Exercise prompt
Copy out each line featuring the string "ovaries" from the entries beneath.

Given information
# # # #

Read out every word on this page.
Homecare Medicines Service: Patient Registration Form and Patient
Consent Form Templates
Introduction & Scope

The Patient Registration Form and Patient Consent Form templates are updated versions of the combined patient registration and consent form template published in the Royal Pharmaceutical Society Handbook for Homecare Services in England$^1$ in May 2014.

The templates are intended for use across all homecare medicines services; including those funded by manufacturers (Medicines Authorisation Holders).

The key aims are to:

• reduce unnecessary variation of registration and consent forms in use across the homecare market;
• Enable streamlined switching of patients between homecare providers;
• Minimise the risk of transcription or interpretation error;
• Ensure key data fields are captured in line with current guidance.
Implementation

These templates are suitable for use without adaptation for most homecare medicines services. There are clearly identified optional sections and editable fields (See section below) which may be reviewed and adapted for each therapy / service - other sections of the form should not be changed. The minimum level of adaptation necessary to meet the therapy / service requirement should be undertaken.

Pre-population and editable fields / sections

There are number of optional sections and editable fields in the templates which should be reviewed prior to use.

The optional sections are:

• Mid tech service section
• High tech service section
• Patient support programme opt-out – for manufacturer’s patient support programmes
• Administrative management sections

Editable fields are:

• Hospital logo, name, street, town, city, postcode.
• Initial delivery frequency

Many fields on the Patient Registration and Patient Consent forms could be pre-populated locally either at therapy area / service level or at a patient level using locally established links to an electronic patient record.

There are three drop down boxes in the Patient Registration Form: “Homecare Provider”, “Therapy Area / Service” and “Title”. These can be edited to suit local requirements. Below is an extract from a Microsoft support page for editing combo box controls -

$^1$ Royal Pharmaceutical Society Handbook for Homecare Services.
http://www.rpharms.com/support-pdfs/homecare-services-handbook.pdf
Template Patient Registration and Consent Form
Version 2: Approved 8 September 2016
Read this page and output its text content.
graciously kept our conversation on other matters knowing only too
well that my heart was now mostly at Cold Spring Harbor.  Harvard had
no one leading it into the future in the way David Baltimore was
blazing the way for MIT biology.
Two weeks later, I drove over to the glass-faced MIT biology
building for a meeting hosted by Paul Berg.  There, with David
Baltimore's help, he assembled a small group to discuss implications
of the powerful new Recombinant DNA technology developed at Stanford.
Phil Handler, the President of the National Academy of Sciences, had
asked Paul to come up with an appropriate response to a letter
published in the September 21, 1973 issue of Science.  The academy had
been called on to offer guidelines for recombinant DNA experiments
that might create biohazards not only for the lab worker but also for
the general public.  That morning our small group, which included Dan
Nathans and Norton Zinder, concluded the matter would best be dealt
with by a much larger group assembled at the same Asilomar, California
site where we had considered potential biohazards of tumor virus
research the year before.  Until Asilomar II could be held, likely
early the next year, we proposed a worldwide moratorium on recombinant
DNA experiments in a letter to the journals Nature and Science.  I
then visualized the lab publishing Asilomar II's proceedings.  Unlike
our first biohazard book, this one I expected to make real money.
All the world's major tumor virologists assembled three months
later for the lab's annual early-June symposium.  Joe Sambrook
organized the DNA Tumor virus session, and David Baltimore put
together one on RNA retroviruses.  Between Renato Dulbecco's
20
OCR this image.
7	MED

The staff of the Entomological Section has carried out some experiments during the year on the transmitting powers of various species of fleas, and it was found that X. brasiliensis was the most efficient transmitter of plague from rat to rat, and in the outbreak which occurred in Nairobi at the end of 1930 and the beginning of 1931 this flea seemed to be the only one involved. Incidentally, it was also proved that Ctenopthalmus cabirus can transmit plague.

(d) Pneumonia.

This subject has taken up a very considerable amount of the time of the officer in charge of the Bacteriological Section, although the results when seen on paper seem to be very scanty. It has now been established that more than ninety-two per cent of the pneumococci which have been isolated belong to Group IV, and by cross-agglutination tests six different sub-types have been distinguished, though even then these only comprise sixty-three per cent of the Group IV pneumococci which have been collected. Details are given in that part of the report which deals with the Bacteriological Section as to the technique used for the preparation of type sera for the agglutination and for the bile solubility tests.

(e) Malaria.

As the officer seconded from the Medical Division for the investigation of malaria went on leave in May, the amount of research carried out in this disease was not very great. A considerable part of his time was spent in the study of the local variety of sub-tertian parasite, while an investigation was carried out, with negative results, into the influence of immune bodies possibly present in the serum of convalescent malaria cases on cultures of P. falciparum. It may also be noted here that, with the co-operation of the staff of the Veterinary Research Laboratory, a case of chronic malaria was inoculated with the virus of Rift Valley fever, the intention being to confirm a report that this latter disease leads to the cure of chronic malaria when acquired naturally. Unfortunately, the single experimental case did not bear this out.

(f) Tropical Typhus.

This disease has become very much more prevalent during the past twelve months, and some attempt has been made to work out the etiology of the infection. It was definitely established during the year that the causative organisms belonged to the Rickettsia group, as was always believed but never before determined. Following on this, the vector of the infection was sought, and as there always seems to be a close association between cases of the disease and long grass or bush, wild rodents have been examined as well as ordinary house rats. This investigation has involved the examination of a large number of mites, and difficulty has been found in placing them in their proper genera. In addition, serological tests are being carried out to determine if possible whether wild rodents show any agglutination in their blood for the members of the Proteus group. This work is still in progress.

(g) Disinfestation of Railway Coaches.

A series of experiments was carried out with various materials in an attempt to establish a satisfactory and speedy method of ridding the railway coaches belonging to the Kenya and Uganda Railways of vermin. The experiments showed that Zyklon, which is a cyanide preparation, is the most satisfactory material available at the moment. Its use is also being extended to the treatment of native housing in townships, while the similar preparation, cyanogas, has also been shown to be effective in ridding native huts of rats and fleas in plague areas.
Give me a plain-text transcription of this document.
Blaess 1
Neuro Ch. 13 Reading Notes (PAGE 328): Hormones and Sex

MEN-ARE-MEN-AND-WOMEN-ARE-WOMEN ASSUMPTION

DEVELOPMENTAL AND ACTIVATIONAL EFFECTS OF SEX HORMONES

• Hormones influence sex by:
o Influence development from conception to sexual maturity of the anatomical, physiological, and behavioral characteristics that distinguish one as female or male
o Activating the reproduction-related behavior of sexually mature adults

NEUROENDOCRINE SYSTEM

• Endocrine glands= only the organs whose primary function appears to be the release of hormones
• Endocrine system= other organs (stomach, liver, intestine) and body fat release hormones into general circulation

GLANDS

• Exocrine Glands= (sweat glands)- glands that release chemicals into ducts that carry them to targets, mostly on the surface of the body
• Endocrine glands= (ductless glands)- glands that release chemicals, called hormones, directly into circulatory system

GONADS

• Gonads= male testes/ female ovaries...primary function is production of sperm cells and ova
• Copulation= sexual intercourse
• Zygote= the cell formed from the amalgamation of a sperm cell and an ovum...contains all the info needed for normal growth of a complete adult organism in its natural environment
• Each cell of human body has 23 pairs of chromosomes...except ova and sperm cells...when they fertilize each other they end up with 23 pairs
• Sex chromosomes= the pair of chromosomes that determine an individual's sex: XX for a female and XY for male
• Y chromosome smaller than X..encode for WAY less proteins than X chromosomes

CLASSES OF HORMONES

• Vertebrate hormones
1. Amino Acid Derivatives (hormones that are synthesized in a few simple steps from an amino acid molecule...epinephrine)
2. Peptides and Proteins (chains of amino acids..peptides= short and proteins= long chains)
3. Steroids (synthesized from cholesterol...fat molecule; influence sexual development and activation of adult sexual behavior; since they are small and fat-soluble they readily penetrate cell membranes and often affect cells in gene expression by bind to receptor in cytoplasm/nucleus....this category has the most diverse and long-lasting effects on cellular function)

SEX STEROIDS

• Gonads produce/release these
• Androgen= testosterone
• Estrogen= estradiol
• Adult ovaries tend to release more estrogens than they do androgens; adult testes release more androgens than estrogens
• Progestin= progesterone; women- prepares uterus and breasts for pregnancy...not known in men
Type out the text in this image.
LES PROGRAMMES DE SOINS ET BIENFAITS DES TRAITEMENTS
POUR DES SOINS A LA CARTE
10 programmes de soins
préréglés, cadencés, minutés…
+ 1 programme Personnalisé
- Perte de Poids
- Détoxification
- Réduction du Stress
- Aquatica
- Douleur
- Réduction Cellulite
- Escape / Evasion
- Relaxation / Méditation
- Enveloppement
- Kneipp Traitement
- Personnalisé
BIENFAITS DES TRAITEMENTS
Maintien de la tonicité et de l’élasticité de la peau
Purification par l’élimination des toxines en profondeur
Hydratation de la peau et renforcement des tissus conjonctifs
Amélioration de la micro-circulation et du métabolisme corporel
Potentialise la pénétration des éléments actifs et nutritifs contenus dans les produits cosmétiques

# # # #

Exercise response
• Gonads= male testes/ female ovaries...primary function is production of sperm cells and ova
• Adult ovaries tend to release more estrogens than they do androgens; adult testes release more androgens than estrogens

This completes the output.